◆ **WHAT IS REQUIRED**: Output a single figure: the number of lines in which the word "JSON" appears.

::::

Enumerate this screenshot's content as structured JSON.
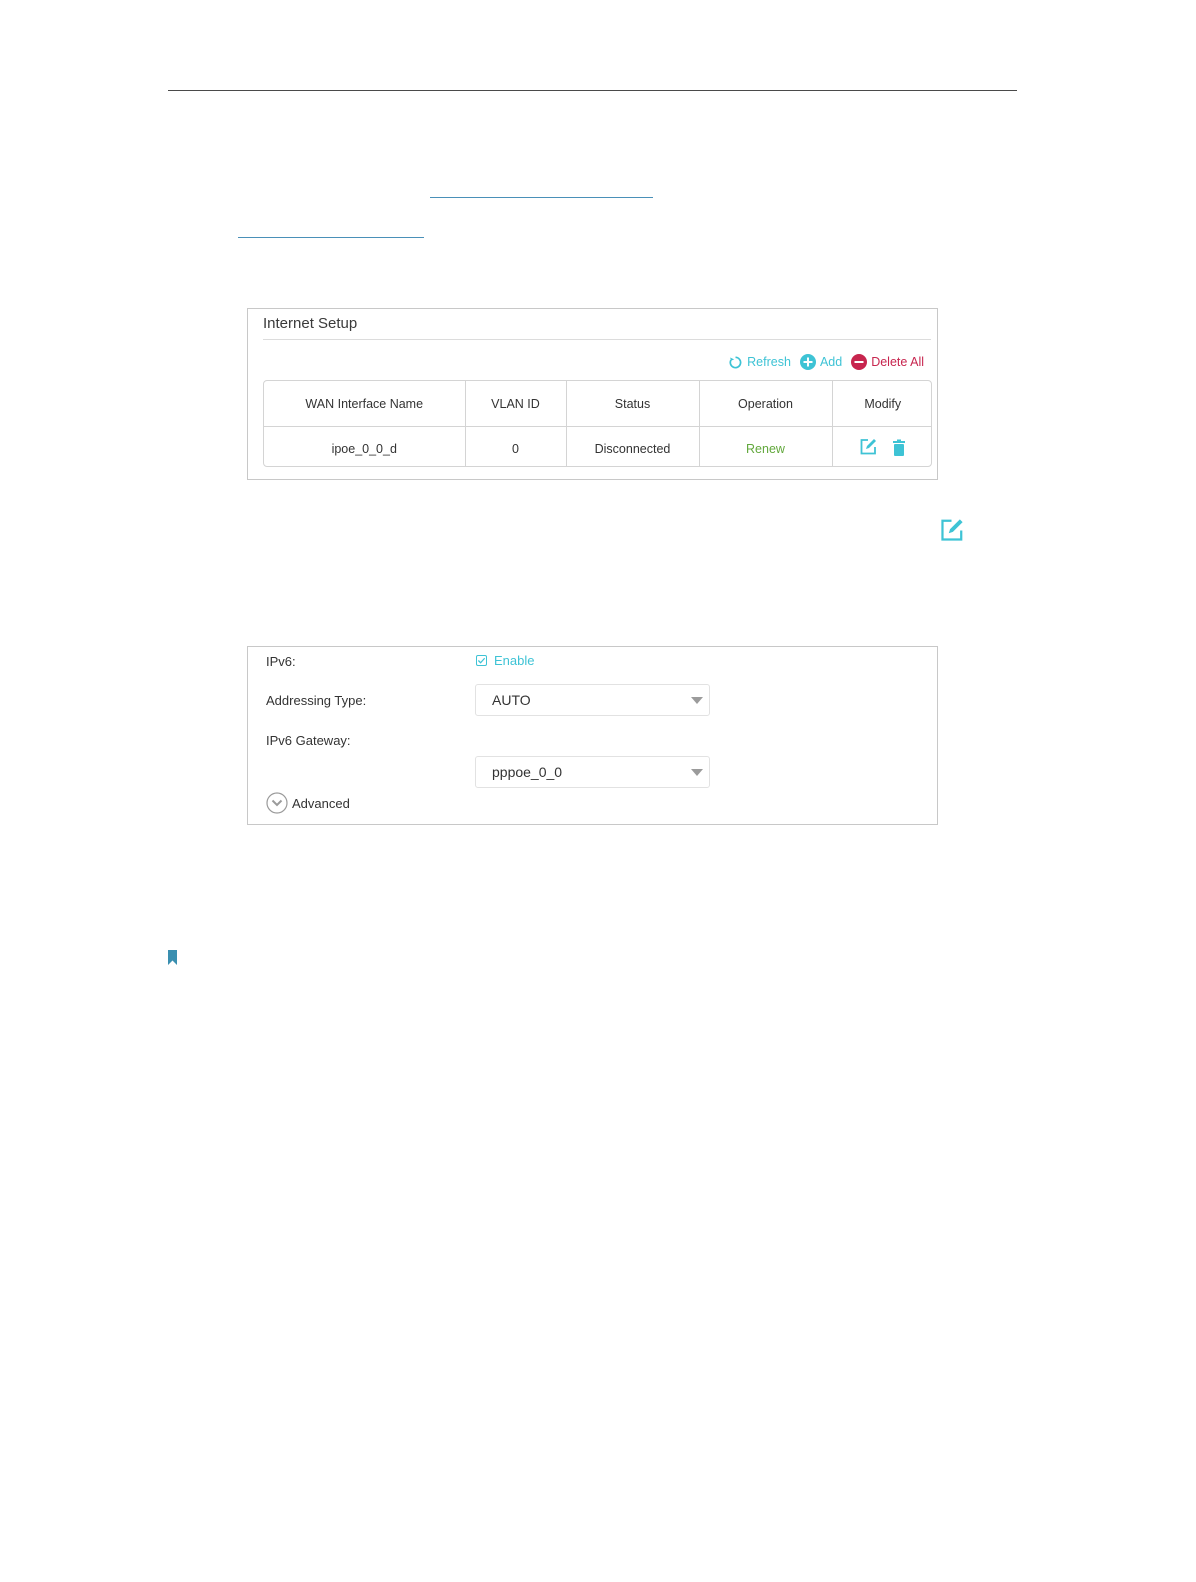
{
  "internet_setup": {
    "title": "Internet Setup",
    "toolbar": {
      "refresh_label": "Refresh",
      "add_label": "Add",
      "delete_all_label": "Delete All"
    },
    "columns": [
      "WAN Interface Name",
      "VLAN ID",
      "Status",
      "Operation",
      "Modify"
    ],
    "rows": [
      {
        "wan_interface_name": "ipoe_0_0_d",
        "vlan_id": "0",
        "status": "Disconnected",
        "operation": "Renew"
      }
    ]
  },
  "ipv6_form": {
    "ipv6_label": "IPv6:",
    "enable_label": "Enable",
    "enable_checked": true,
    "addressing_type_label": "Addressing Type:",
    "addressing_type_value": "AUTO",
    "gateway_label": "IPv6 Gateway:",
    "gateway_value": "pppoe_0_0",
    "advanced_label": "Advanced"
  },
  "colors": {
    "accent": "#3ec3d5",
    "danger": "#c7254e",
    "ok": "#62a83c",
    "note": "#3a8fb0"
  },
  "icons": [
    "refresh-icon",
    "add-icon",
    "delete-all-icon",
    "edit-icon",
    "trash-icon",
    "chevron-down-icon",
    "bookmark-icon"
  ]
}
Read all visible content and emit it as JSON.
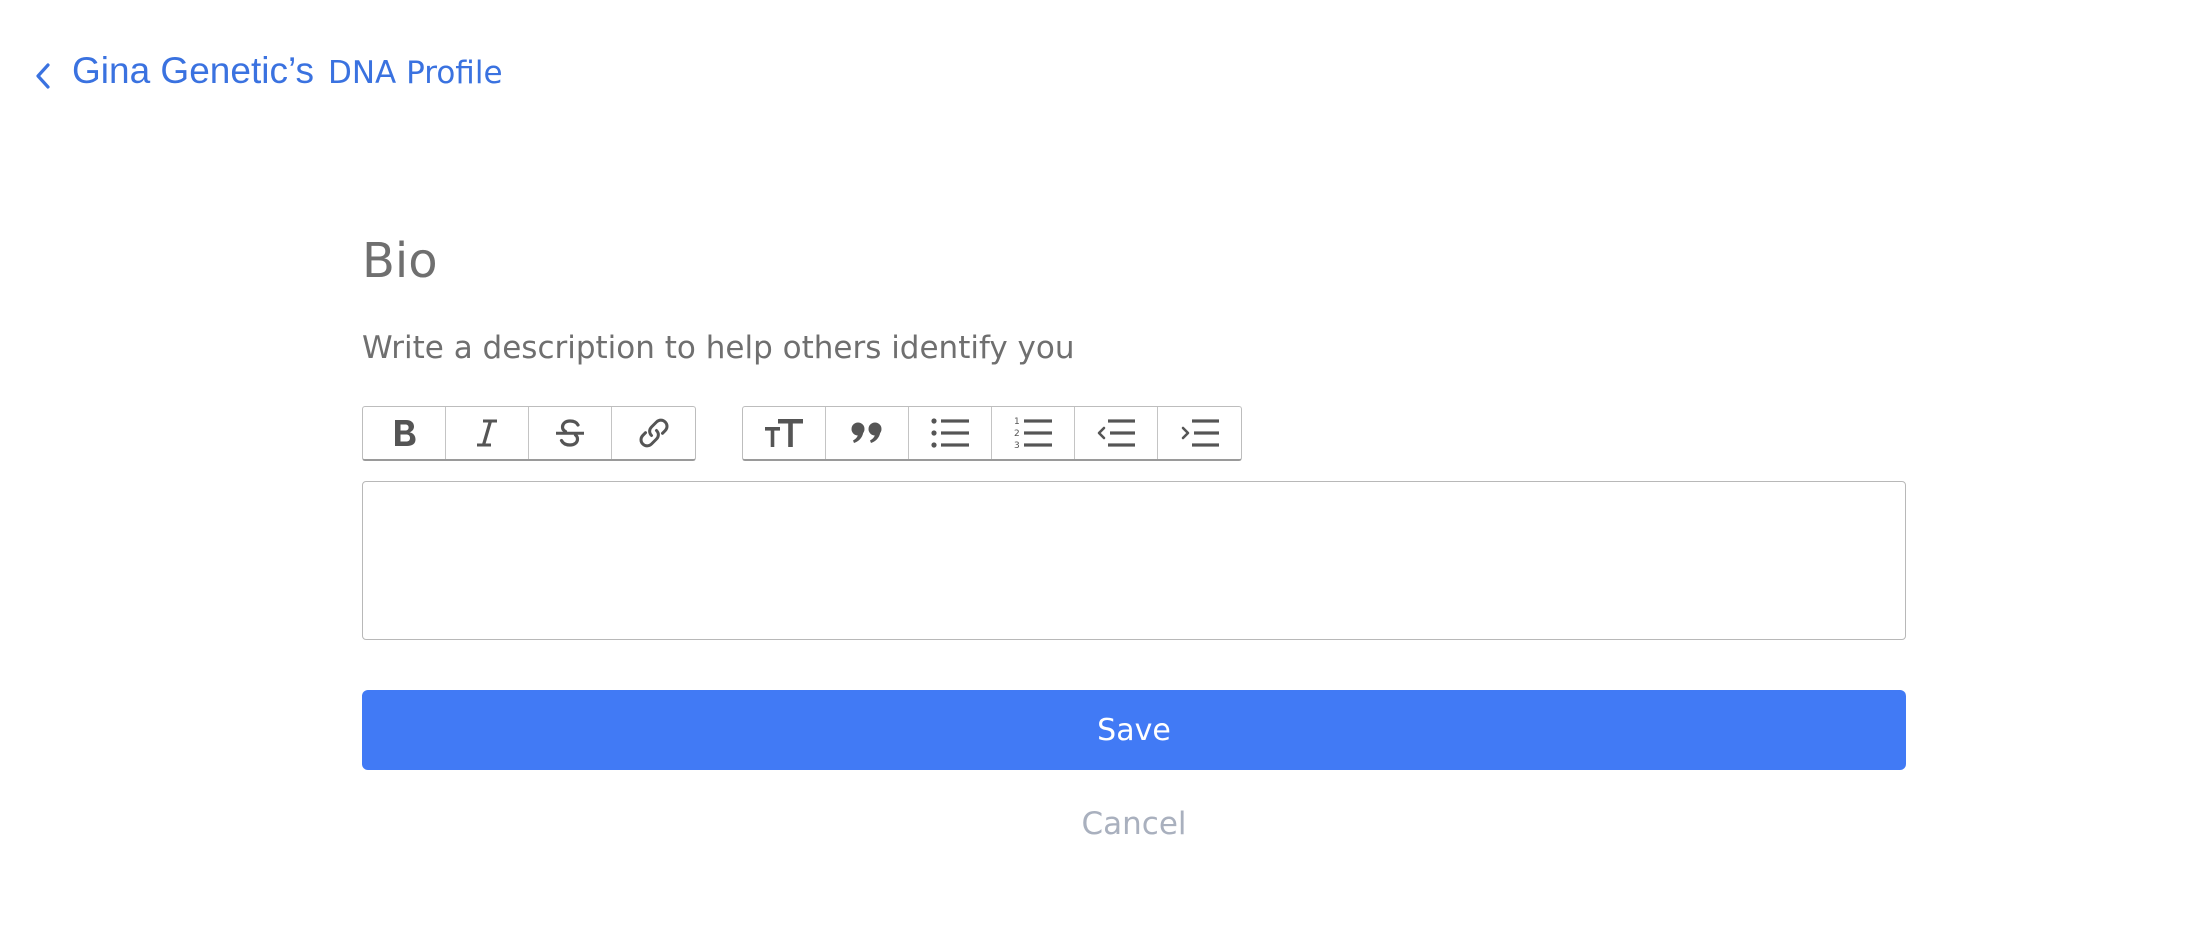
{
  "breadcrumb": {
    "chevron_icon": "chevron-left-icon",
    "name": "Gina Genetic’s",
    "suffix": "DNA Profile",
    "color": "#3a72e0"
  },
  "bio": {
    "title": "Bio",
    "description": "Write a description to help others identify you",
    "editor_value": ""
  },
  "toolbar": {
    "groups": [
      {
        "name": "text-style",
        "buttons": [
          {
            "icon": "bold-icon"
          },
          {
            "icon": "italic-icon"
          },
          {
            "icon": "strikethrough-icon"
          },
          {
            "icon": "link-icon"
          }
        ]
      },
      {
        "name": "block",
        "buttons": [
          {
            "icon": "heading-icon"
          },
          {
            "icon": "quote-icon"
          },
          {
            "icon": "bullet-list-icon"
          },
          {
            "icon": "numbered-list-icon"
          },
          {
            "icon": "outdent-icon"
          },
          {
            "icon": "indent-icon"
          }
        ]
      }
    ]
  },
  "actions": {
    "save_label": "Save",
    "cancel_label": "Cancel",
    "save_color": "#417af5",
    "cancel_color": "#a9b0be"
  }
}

::::

◆ **SOLUTION BELOW**: 2